** WHAT IS ASKED **
Write out, without changes, the lines between the line holding "price-tick-label: 1.30063 bbox=[984, 69, 1020, 79]" and the line holding "zscore-histogram-bar bbox=[332, 448, 339, 480]", inclusive.

** EXCERPTED RECORDS **
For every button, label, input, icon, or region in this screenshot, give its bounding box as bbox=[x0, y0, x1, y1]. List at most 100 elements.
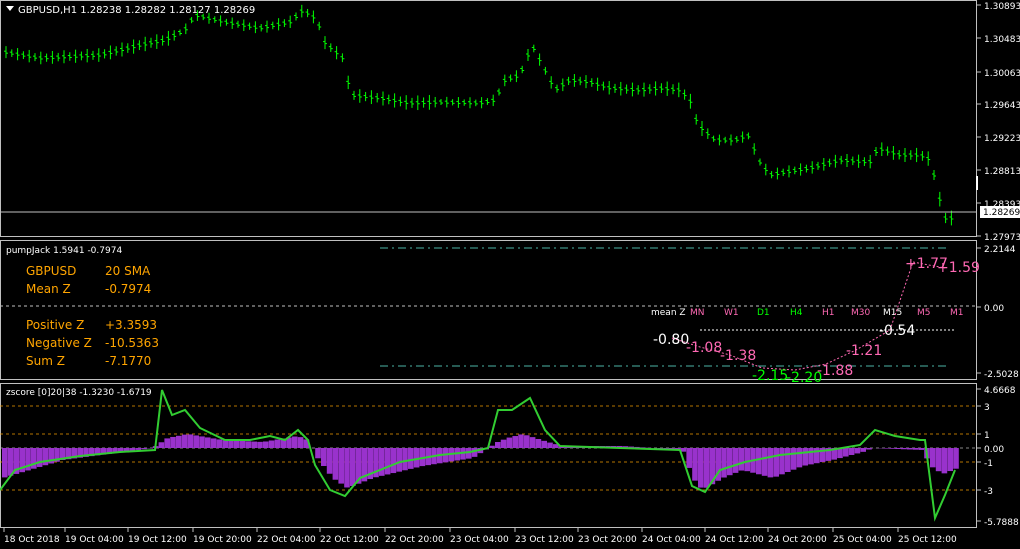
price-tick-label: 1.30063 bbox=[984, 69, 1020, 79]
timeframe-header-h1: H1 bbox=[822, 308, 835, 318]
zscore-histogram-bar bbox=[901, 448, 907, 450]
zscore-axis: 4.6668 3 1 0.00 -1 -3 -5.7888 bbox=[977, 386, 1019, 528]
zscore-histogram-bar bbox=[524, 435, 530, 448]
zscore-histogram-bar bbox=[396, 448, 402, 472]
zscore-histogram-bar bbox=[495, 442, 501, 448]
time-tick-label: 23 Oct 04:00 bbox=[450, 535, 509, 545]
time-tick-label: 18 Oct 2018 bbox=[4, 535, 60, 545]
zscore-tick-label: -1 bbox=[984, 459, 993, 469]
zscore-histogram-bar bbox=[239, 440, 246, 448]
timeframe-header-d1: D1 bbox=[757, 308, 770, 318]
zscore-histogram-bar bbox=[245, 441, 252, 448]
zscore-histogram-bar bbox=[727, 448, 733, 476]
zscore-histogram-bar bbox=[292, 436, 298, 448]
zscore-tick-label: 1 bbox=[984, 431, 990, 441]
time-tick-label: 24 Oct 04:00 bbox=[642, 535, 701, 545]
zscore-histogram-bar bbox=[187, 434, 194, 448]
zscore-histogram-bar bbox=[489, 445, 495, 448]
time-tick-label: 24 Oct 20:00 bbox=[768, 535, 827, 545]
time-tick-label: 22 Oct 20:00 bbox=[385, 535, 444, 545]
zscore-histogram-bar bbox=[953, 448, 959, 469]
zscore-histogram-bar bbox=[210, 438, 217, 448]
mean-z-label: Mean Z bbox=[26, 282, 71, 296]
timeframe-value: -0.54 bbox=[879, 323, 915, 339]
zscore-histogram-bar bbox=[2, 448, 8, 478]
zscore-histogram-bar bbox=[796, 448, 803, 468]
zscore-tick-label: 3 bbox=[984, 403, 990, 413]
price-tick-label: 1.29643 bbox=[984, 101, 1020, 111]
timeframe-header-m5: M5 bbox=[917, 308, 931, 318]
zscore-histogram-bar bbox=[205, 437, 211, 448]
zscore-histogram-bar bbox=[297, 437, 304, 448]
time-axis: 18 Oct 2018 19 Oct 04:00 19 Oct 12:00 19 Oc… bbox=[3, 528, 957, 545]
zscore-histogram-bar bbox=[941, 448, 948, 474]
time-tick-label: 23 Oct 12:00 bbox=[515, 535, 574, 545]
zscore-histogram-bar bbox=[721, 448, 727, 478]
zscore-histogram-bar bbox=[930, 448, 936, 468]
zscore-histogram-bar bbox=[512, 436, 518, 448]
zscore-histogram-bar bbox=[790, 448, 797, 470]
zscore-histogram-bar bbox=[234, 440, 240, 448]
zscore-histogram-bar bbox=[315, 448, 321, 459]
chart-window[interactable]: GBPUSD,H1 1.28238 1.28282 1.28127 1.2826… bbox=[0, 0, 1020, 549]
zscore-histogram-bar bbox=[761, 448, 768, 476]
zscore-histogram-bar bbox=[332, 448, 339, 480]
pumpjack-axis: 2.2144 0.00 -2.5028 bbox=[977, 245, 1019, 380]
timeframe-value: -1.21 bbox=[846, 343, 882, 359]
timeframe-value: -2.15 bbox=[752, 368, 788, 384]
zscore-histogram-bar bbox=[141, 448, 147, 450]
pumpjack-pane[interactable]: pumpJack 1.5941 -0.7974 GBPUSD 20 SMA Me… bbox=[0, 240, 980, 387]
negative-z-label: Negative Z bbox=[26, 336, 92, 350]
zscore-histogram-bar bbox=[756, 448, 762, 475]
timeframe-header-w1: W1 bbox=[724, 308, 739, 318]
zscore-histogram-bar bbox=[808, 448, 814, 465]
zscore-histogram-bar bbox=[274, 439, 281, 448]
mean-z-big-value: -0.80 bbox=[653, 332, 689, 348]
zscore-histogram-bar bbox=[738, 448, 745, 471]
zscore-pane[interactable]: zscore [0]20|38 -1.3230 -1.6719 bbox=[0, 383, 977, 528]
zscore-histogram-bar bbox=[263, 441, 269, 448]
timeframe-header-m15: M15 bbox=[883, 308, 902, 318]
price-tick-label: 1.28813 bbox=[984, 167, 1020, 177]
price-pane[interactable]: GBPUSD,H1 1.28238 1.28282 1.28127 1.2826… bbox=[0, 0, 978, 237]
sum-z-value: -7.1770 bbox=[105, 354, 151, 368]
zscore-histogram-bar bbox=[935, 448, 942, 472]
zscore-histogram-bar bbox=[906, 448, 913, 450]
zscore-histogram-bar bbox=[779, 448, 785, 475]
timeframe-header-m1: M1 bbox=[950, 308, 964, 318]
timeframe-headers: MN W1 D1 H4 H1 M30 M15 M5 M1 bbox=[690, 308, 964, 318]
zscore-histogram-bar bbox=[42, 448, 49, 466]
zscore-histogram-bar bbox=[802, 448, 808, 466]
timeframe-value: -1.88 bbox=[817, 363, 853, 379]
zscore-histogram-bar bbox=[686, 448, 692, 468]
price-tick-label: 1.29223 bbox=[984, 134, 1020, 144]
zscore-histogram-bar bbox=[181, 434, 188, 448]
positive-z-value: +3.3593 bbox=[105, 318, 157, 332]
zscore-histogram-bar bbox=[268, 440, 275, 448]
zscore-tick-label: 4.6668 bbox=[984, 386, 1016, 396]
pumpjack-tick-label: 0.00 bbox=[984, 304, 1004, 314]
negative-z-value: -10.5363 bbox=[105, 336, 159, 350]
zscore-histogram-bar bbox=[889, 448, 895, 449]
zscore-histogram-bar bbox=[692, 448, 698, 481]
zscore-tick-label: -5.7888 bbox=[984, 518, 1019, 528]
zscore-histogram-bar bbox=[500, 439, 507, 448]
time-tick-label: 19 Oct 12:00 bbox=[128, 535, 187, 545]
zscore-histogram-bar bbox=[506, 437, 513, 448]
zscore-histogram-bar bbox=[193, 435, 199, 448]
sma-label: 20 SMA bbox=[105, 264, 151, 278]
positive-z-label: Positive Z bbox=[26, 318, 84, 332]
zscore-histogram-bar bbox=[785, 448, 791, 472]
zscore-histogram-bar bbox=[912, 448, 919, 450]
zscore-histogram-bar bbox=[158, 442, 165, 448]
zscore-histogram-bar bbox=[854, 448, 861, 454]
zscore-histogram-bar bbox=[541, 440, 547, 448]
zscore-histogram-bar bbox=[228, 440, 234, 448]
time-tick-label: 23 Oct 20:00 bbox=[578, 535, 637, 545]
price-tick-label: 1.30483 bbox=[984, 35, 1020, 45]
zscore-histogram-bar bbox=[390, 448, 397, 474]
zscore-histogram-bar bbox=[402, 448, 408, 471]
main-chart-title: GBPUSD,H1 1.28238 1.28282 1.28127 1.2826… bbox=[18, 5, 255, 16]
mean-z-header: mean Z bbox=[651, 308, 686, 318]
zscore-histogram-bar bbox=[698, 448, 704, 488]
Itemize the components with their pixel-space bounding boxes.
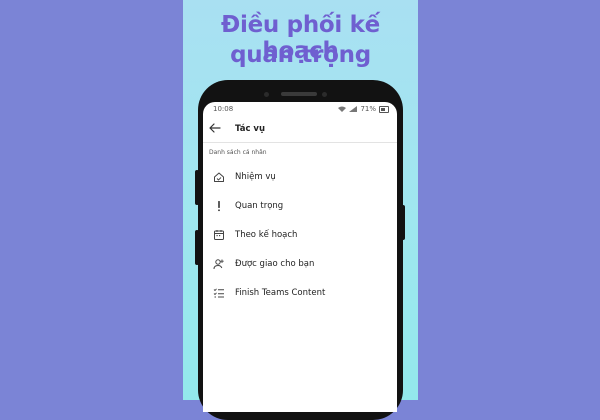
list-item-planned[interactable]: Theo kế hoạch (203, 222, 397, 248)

** OUTPUT OF THE EXERCISE **
price-tick-label: 1.30063 bbox=[984, 69, 1020, 79]
timeframe-header-h1: H1 bbox=[822, 308, 835, 318]
zscore-histogram-bar bbox=[901, 448, 907, 450]
zscore-axis: 4.6668 3 1 0.00 -1 -3 -5.7888 bbox=[977, 386, 1019, 528]
zscore-histogram-bar bbox=[524, 435, 530, 448]
zscore-histogram-bar bbox=[396, 448, 402, 472]
zscore-histogram-bar bbox=[495, 442, 501, 448]
time-tick-label: 23 Oct 04:00 bbox=[450, 535, 509, 545]
time-tick-label: 18 Oct 2018 bbox=[4, 535, 60, 545]
zscore-tick-label: -1 bbox=[984, 459, 993, 469]
zscore-histogram-bar bbox=[239, 440, 246, 448]
timeframe-header-d1: D1 bbox=[757, 308, 770, 318]
zscore-histogram-bar bbox=[245, 441, 252, 448]
zscore-histogram-bar bbox=[727, 448, 733, 476]
zscore-histogram-bar bbox=[292, 436, 298, 448]
zscore-tick-label: 1 bbox=[984, 431, 990, 441]
time-tick-label: 24 Oct 04:00 bbox=[642, 535, 701, 545]
zscore-histogram-bar bbox=[187, 434, 194, 448]
zscore-histogram-bar bbox=[489, 445, 495, 448]
time-tick-label: 24 Oct 20:00 bbox=[768, 535, 827, 545]
time-tick-label: 22 Oct 20:00 bbox=[385, 535, 444, 545]
zscore-histogram-bar bbox=[953, 448, 959, 469]
zscore-histogram-bar bbox=[210, 438, 217, 448]
mean-z-label: Mean Z bbox=[26, 282, 71, 296]
timeframe-value: -0.54 bbox=[879, 323, 915, 339]
zscore-histogram-bar bbox=[2, 448, 8, 478]
zscore-histogram-bar bbox=[796, 448, 803, 468]
zscore-tick-label: 3 bbox=[984, 403, 990, 413]
price-tick-label: 1.29643 bbox=[984, 101, 1020, 111]
timeframe-header-m5: M5 bbox=[917, 308, 931, 318]
zscore-histogram-bar bbox=[205, 437, 211, 448]
zscore-histogram-bar bbox=[297, 437, 304, 448]
time-axis: 18 Oct 2018 19 Oct 04:00 19 Oct 12:00 19 Oc… bbox=[3, 528, 957, 545]
zscore-histogram-bar bbox=[941, 448, 948, 474]
time-tick-label: 23 Oct 12:00 bbox=[515, 535, 574, 545]
zscore-histogram-bar bbox=[721, 448, 727, 478]
zscore-histogram-bar bbox=[930, 448, 936, 468]
zscore-histogram-bar bbox=[512, 436, 518, 448]
zscore-histogram-bar bbox=[790, 448, 797, 470]
zscore-histogram-bar bbox=[234, 440, 240, 448]
zscore-histogram-bar bbox=[315, 448, 321, 459]
chart-window[interactable]: GBPUSD,H1 1.28238 1.28282 1.28127 1.2826… bbox=[0, 0, 1020, 549]
zscore-histogram-bar bbox=[761, 448, 768, 476]
zscore-histogram-bar bbox=[332, 448, 339, 480]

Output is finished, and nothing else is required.